To do:
(1) Render this sentence from the notes on Night Birds on Nantucket into Spanish: "Dutiful Penitence Casket is the nine-year-old daughter of Jabez and Sarah Casket."
(2) For each statement, indicate whether it agrees with the notes on Night Birds on Nantucket, and support each answer with the deciding words of those notes: (a) Dido Twite was born on March 1st 1824. (b) Ebbo Slighcarp is the captain of the Sarah Casket. (c) Pen is afraid of being at sea because she connects it with her mother's illness.
(3) Extract everything in the notes on Night Birds on Nantucket from "Dutiful Penitence Casket" down to "Pardon and Tribulation.".

Quoted passage:
Joan Aiken’s Night Birds on Nantucket is the second of the Wolves Chronicles to feature the irrepressible Dido Twite and, as is becoming increasingly apparent, features more and more of the author’s virtuoso play with themes, scenarios and words, not to mention sheer fun! This post follows the pattern of my previous responses to the series with a discussion of particular (and often peculiar) aspects of the volume already reviewed. As always, spoilers follow …
The Sarah Casket
A square-rigged three-masted whaler based on Nantucket Island, Massachusetts
Dido Twite is the castaway found unconscious in the North Sea and kept alive for nearly a year as the whaler journeys round the Horn and into the Pacific. When she awakes she is, by her own reckoning, “around 11”. As we will eventually discover she was born on March 1st 1824, and so by October 1834 she will be a little over 10 years and seven months old and thus well on her way to her eleventh birthday.
Jabez Casket, captain and owner of the Sarah Casket, named after his deceased wife, Sarah from Boston (née Allerton?). His biblical name implies sorrow, unsurprising given his wife’s recent death. Being a Quaker he addresses individuals as ‘thee’. Like Captain Ahab of the Pequod, on whom he is partly modelled, Captain Casket is obsessed with pursuing a whale. His family name is a reference to Coffin, a common surname found among leading Nantucket families, and plays on the name of the rectangular mortuary box more familiar from the 19th century in the US as distinct to the body-shaped hexagonal coffins preferred in the UK. (Other leading Nantucket families included Macy, Hussey, Folger, Rotch and — possibly the best known now — Starbuck.)
Dutiful Penitence Casket is the nine-year-old daughter of Jabez and Sarah Casket. She is so distressed by her mother’s death she locks herself away below deck, seeing no-one and fearful of being at sea because she associates it with her mother’s illness. Dido ends up calling her ‘Pen’, perhaps a subconscious use as Dido’s older sister is called Penelope (mispronounced ‘Penny-lope’ by the Twite family). Pen’s full name is one of a few names in the novel that relate to sin and guilt, the others being Pardon and Tribulation.
Ebbo Slighcarp is the first mate. He lives up to his names, as Ebbo means ‘boar’ and Slighcarp confirms that he’s both sly and prone to grumble. He is a supporter of the Hanoverian cause.
Letitia M Slighcarp, sister to the first mate and a stowaway; she is also a strong-minded, cruel bully and a ruthless conspirator, using her height and utter self-belief to dominate all and sundry. Will the villainess from The Wolves of Willoughby Chase finally get her come-uppance?

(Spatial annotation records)
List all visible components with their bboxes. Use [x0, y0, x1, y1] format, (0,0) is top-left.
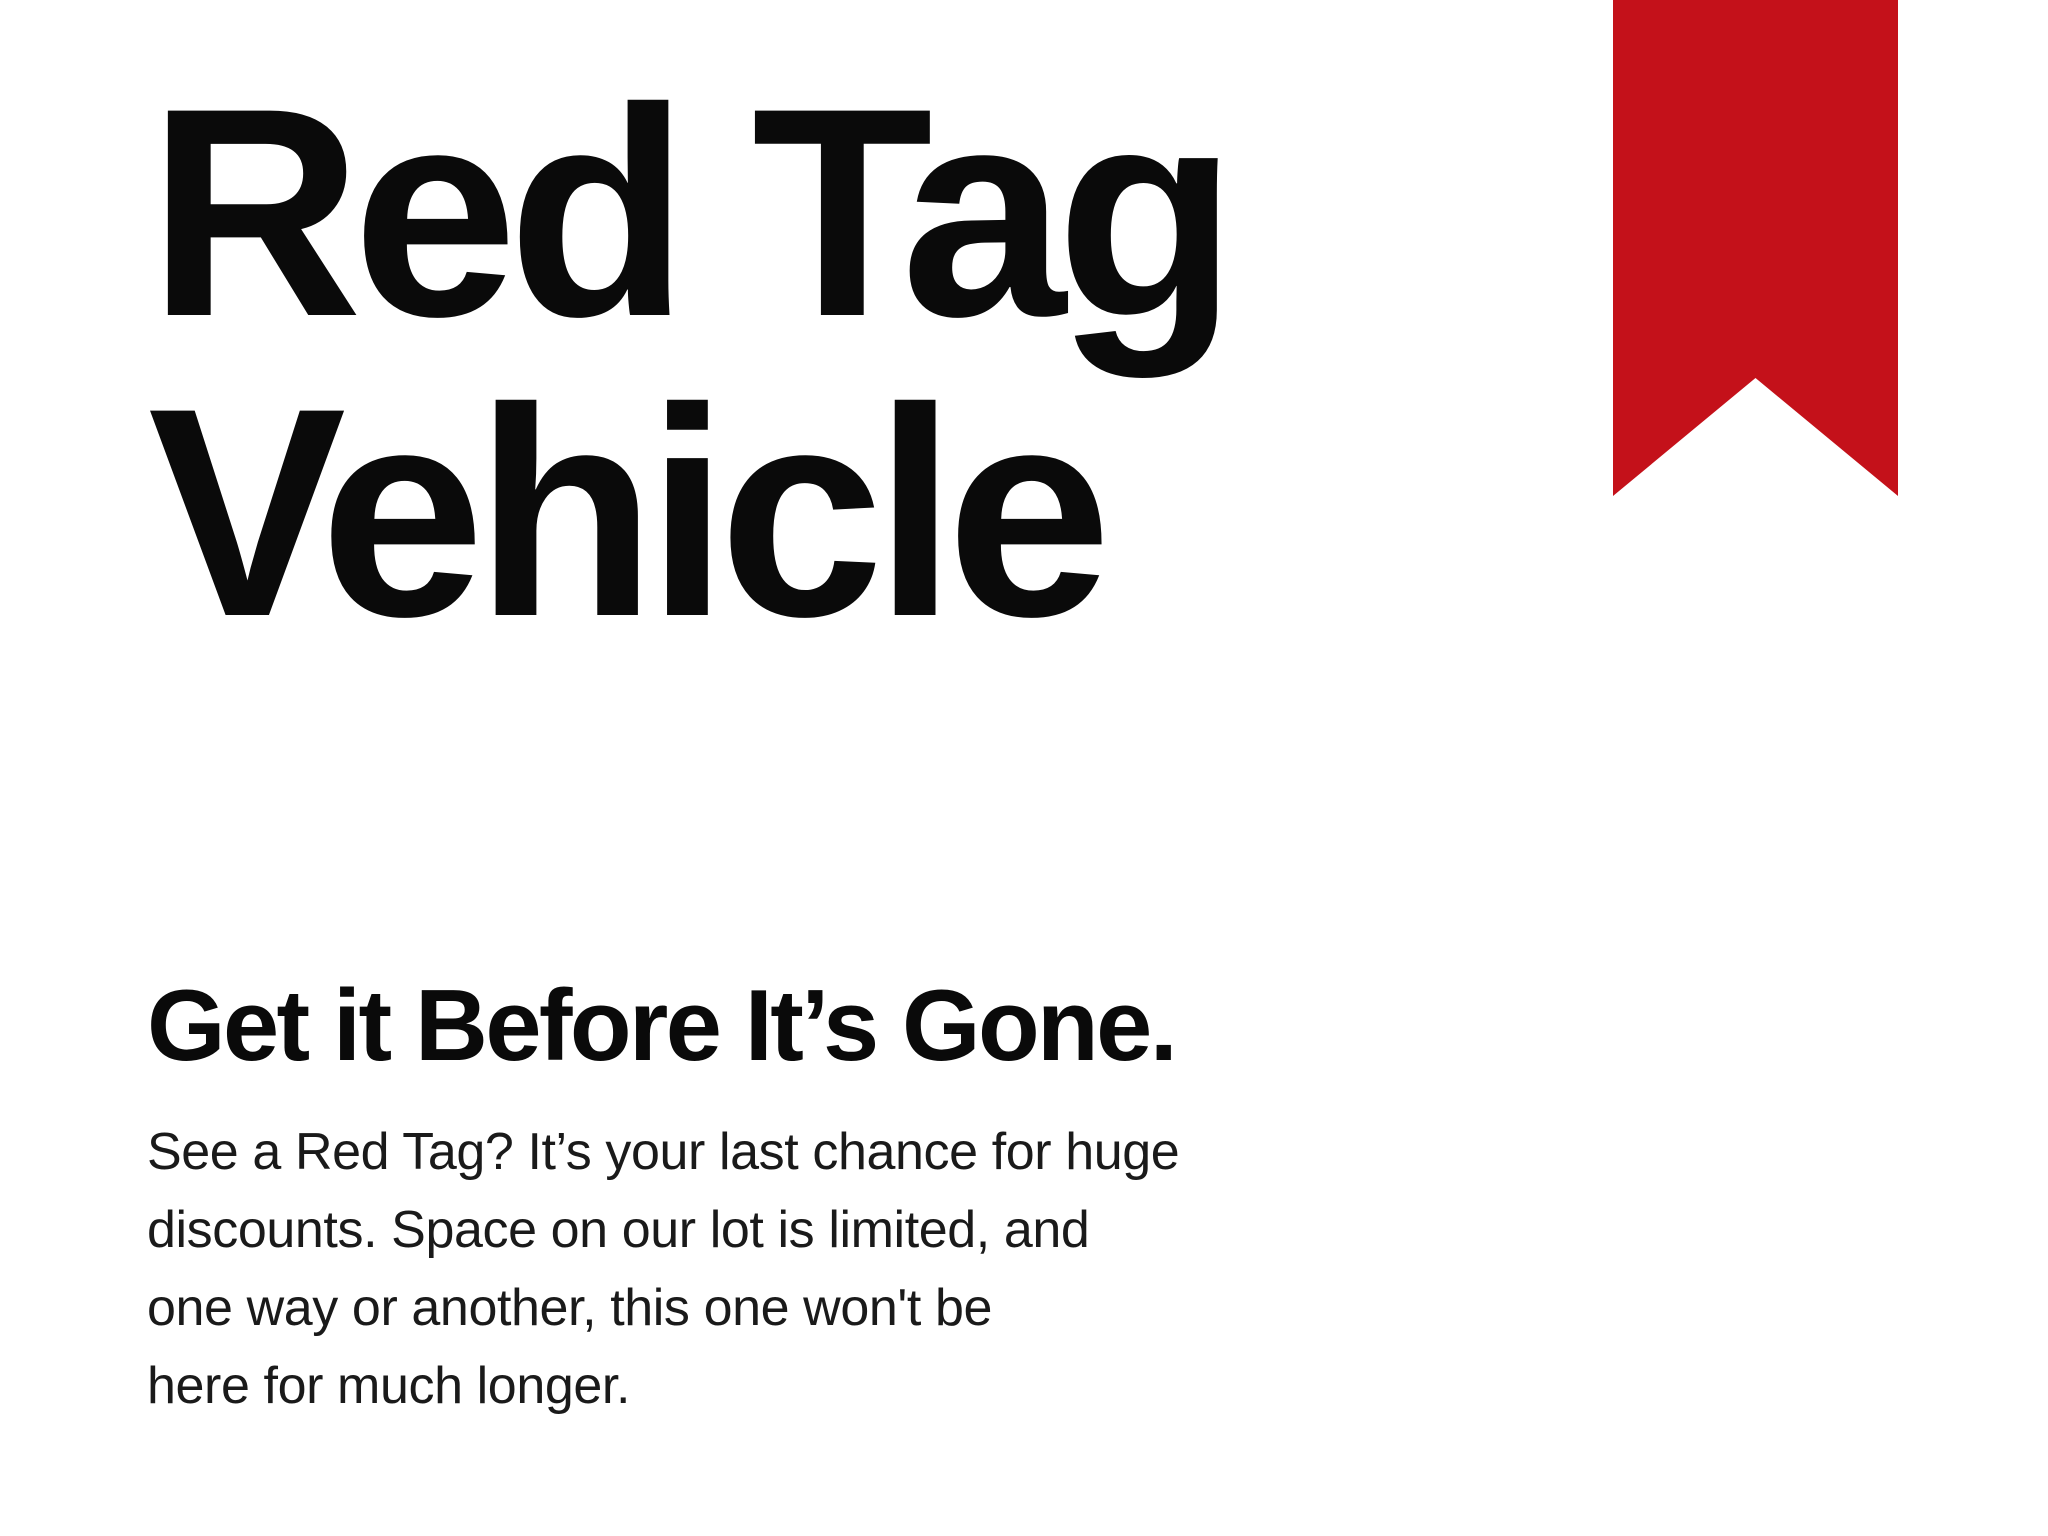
red-tag-promo-card: Red Tag Vehicle Get it Before It’s Gone.…: [0, 0, 2048, 1536]
body-copy-line-2: discounts. Space on our lot is limited, …: [147, 1191, 1179, 1269]
subheadline: Get it Before It’s Gone.: [147, 971, 1175, 1081]
red-ribbon-bookmark-icon: [1613, 0, 1898, 496]
body-copy-line-3: one way or another, this one won't be: [147, 1269, 1179, 1347]
headline-line-1: Red Tag: [148, 62, 1488, 362]
body-copy-line-1: See a Red Tag? It’s your last chance for…: [147, 1113, 1179, 1191]
body-copy-line-4: here for much longer.: [147, 1347, 1179, 1425]
headline-line-2: Vehicle: [148, 362, 1488, 662]
page-title: Red Tag Vehicle: [148, 62, 1488, 662]
body-copy: See a Red Tag? It’s your last chance for…: [147, 1113, 1179, 1425]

Solved tasks:
(1) Dutiful Penitence Casket es la hija de nueve años de Jabez y Sarah Casket.

(2)
(a) Yes: "she was born on March 1st 1824"
(b) No: "Ebbo Slighcarp is the first mate."
(c) Yes: "fearful of being at sea because she associates it with her mother’s illness"

(3)
Dutiful Penitence Casket is the nine-year-old daughter of Jabez and Sarah Casket. She is so distressed by her mother’s death she locks herself away below deck, seeing no-one and fearful of being at sea because she associates it with her mother’s illness. Dido ends up calling her ‘Pen’, perhaps a subconscious use as Dido’s older sister is called Penelope (mispronounced ‘Penny-lope’ by the Twite family). Pen’s full name is one of a few names in the novel that relate to sin and guilt, the others being Pardon and Tribulation.